Look through the material and copy each line holding "Read".

-- begin Records supplied --

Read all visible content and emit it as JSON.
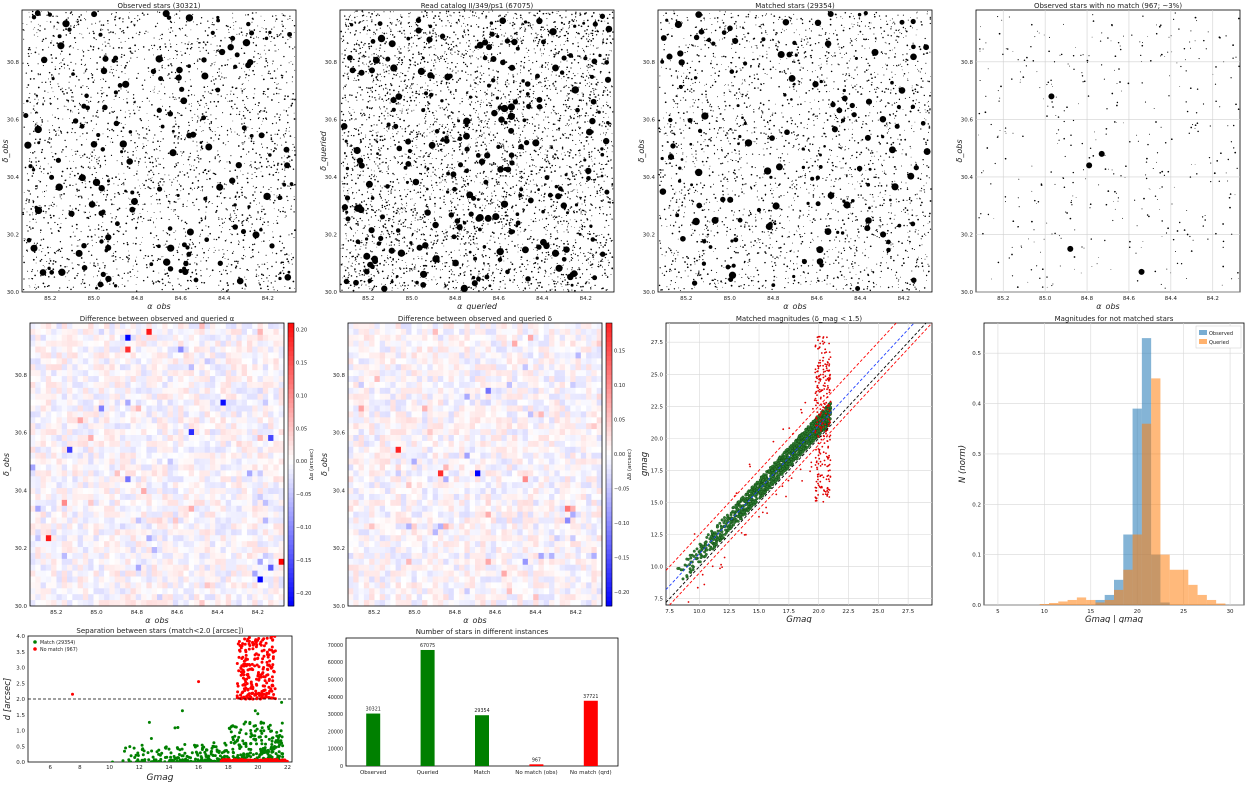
{
  "chart_data": [
    {
      "id": "obs",
      "type": "scatter",
      "title": "Observed stars (30321)",
      "xlabel": "α_obs",
      "ylabel": "δ_obs",
      "xlim": [
        85.33,
        84.07
      ],
      "ylim": [
        30.0,
        30.98
      ],
      "xticks": [
        "85.2",
        "85.0",
        "84.8",
        "84.6",
        "84.4",
        "84.2"
      ],
      "yticks": [
        "30.0",
        "30.2",
        "30.4",
        "30.6",
        "30.8"
      ],
      "grid": false,
      "density": "dense"
    },
    {
      "id": "cat",
      "type": "scatter",
      "title": "Read catalog II/349/ps1 (67075)",
      "xlabel": "α_queried",
      "ylabel": "δ_queried",
      "xlim": [
        85.33,
        84.07
      ],
      "ylim": [
        30.0,
        30.98
      ],
      "xticks": [
        "85.2",
        "85.0",
        "84.8",
        "84.6",
        "84.4",
        "84.2"
      ],
      "yticks": [
        "30.0",
        "30.2",
        "30.4",
        "30.6",
        "30.8"
      ],
      "grid": false,
      "density": "verydense"
    },
    {
      "id": "match",
      "type": "scatter",
      "title": "Matched stars (29354)",
      "xlabel": "α_obs",
      "ylabel": "δ_obs",
      "xlim": [
        85.33,
        84.07
      ],
      "ylim": [
        30.0,
        30.98
      ],
      "xticks": [
        "85.2",
        "85.0",
        "84.8",
        "84.6",
        "84.4",
        "84.2"
      ],
      "yticks": [
        "30.0",
        "30.2",
        "30.4",
        "30.6",
        "30.8"
      ],
      "grid": false,
      "density": "dense"
    },
    {
      "id": "nomatch",
      "type": "scatter",
      "title": "Observed stars with no match (967; ~3%)",
      "xlabel": "α_obs",
      "ylabel": "δ_obs",
      "xlim": [
        85.33,
        84.07
      ],
      "ylim": [
        30.0,
        30.98
      ],
      "xticks": [
        "85.2",
        "85.0",
        "84.8",
        "84.6",
        "84.4",
        "84.2"
      ],
      "yticks": [
        "30.0",
        "30.2",
        "30.4",
        "30.6",
        "30.8"
      ],
      "grid": true,
      "big_stars": [
        {
          "x": 84.97,
          "y": 30.68
        },
        {
          "x": 84.79,
          "y": 30.44
        },
        {
          "x": 84.73,
          "y": 30.48
        },
        {
          "x": 84.88,
          "y": 30.15
        },
        {
          "x": 84.54,
          "y": 30.07
        }
      ]
    },
    {
      "id": "dalpha",
      "type": "heatmap",
      "title": "Difference between observed and queried α",
      "xlabel": "α_obs",
      "ylabel": "δ_obs",
      "colorbar_label": "Δα (arcsec)",
      "colorbar_ticks": [
        "0.20",
        "0.15",
        "0.10",
        "0.05",
        "0.00",
        "−0.05",
        "−0.10",
        "−0.15",
        "−0.20"
      ],
      "colorbar_values": [
        0.2,
        0.15,
        0.1,
        0.05,
        0.0,
        -0.05,
        -0.1,
        -0.15,
        -0.2
      ],
      "clim": [
        -0.22,
        0.21
      ],
      "xlim": [
        85.33,
        84.07
      ],
      "ylim": [
        30.0,
        30.98
      ],
      "xticks": [
        "85.2",
        "85.0",
        "84.8",
        "84.6",
        "84.4",
        "84.2"
      ],
      "yticks": [
        "30.0",
        "30.2",
        "30.4",
        "30.6",
        "30.8"
      ],
      "grid": false,
      "hot_cells": [
        {
          "i": 18,
          "j": 2,
          "v": -0.22
        },
        {
          "i": 22,
          "j": 1,
          "v": 0.2
        },
        {
          "i": 18,
          "j": 4,
          "v": 0.18
        },
        {
          "i": 30,
          "j": 18,
          "v": -0.18
        },
        {
          "i": 7,
          "j": 21,
          "v": -0.17
        },
        {
          "i": 45,
          "j": 19,
          "v": -0.16
        },
        {
          "i": 36,
          "j": 13,
          "v": -0.21
        },
        {
          "i": 47,
          "j": 40,
          "v": 0.22
        },
        {
          "i": 45,
          "j": 41,
          "v": -0.14
        },
        {
          "i": 3,
          "j": 36,
          "v": 0.2
        },
        {
          "i": 43,
          "j": 43,
          "v": -0.22
        },
        {
          "i": 18,
          "j": 26,
          "v": -0.12
        },
        {
          "i": 6,
          "j": 30,
          "v": 0.1
        },
        {
          "i": 13,
          "j": 14,
          "v": -0.11
        },
        {
          "i": 28,
          "j": 4,
          "v": -0.1
        }
      ]
    },
    {
      "id": "ddelta",
      "type": "heatmap",
      "title": "Difference between observed and queried δ",
      "xlabel": "α_obs",
      "ylabel": "δ_obs",
      "colorbar_label": "Δδ (arcsec)",
      "colorbar_ticks": [
        "0.15",
        "0.10",
        "0.05",
        "0.00",
        "−0.05",
        "−0.10",
        "−0.15",
        "−0.20"
      ],
      "colorbar_values": [
        0.15,
        0.1,
        0.05,
        0.0,
        -0.05,
        -0.1,
        -0.15,
        -0.2
      ],
      "clim": [
        -0.22,
        0.19
      ],
      "xlim": [
        85.33,
        84.07
      ],
      "ylim": [
        30.0,
        30.98
      ],
      "xticks": [
        "85.2",
        "85.0",
        "84.8",
        "84.6",
        "84.4",
        "84.2"
      ],
      "yticks": [
        "30.0",
        "30.2",
        "30.4",
        "30.6",
        "30.8"
      ],
      "grid": false,
      "hot_cells": [
        {
          "i": 9,
          "j": 21,
          "v": 0.19
        },
        {
          "i": 17,
          "j": 25,
          "v": 0.18
        },
        {
          "i": 24,
          "j": 25,
          "v": -0.22
        },
        {
          "i": 26,
          "j": 11,
          "v": -0.12
        },
        {
          "i": 33,
          "j": 26,
          "v": 0.1
        },
        {
          "i": 41,
          "j": 31,
          "v": 0.12
        },
        {
          "i": 41,
          "j": 33,
          "v": -0.1
        },
        {
          "i": 33,
          "j": 40,
          "v": -0.09
        },
        {
          "i": 22,
          "j": 22,
          "v": -0.08
        }
      ]
    },
    {
      "id": "mags",
      "type": "scatter",
      "title": "Matched magnitudes (δ_mag < 1.5)",
      "xlabel": "Gmag",
      "ylabel": "gmag",
      "xlim": [
        7.2,
        29.5
      ],
      "ylim": [
        7.0,
        29.0
      ],
      "xticks": [
        7.5,
        10.0,
        12.5,
        15.0,
        17.5,
        20.0,
        22.5,
        25.0,
        27.5
      ],
      "yticks": [
        7.5,
        10.0,
        12.5,
        15.0,
        17.5,
        20.0,
        22.5,
        25.0,
        27.5
      ],
      "grid": true,
      "offset_line": 1.0,
      "tolerance": 1.5
    },
    {
      "id": "hist",
      "type": "bar",
      "title": "Magnitudes for not matched stars",
      "xlabel": "Gmag | gmag",
      "ylabel": "N (norm)",
      "xlim": [
        3.5,
        31.5
      ],
      "ylim": [
        0.0,
        0.56
      ],
      "xticks": [
        5,
        10,
        15,
        20,
        25,
        30
      ],
      "yticks": [
        0.0,
        0.1,
        0.2,
        0.3,
        0.4,
        0.5
      ],
      "grid": true,
      "legend_position": "top-right",
      "bin_width": 1,
      "series": [
        {
          "name": "Observed",
          "color": "#1f77b4",
          "bins": [
            [
              16,
              0.01
            ],
            [
              17,
              0.02
            ],
            [
              18,
              0.05
            ],
            [
              19,
              0.14
            ],
            [
              20,
              0.39
            ],
            [
              21,
              0.53
            ],
            [
              22,
              0.1
            ],
            [
              23,
              0.005
            ]
          ]
        },
        {
          "name": "Queried",
          "color": "#ff7f0e",
          "bins": [
            [
              10,
              0.002
            ],
            [
              11,
              0.004
            ],
            [
              12,
              0.007
            ],
            [
              13,
              0.01
            ],
            [
              14,
              0.015
            ],
            [
              15,
              0.01
            ],
            [
              16,
              0.005
            ],
            [
              17,
              0.01
            ],
            [
              18,
              0.03
            ],
            [
              19,
              0.07
            ],
            [
              20,
              0.14
            ],
            [
              21,
              0.36
            ],
            [
              22,
              0.45
            ],
            [
              23,
              0.1
            ],
            [
              24,
              0.07
            ],
            [
              25,
              0.07
            ],
            [
              26,
              0.04
            ],
            [
              27,
              0.02
            ],
            [
              28,
              0.01
            ],
            [
              29,
              0.003
            ]
          ]
        }
      ]
    },
    {
      "id": "sep",
      "type": "scatter",
      "title": "Separation between stars (match<2.0 [arcsec])",
      "xlabel": "Gmag",
      "ylabel": "d [arcsec]",
      "xlim": [
        4.5,
        22.3
      ],
      "ylim": [
        0.0,
        4.0
      ],
      "xticks": [
        6,
        8,
        10,
        12,
        14,
        16,
        18,
        20,
        22
      ],
      "yticks": [
        0.0,
        0.5,
        1.0,
        1.5,
        2.0,
        2.5,
        3.0,
        3.5,
        4.0
      ],
      "threshold": 2.0,
      "legend_position": "top-left",
      "series": [
        {
          "name": "Match (29354)",
          "color": "#008000"
        },
        {
          "name": "No match (967)",
          "color": "#ff0000"
        }
      ]
    },
    {
      "id": "counts",
      "type": "bar",
      "title": "Number of stars in different instances",
      "categories": [
        "Observed",
        "Queried",
        "Match",
        "No match (obs)",
        "No match (qrd)"
      ],
      "values": [
        30321,
        67075,
        29354,
        967,
        37721
      ],
      "colors": [
        "#008000",
        "#008000",
        "#008000",
        "#ff0000",
        "#ff0000"
      ],
      "value_labels": [
        "30321",
        "67075",
        "29354",
        "967",
        "37721"
      ],
      "ylim": [
        0,
        74000
      ],
      "yticks": [
        0,
        10000,
        20000,
        30000,
        40000,
        50000,
        60000,
        70000
      ]
    }
  ]
}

-- end Records supplied --

> _Final result_
Read all visible content and emit it as JSON.
      "title": "Read catalog II/349/ps1 (67075)",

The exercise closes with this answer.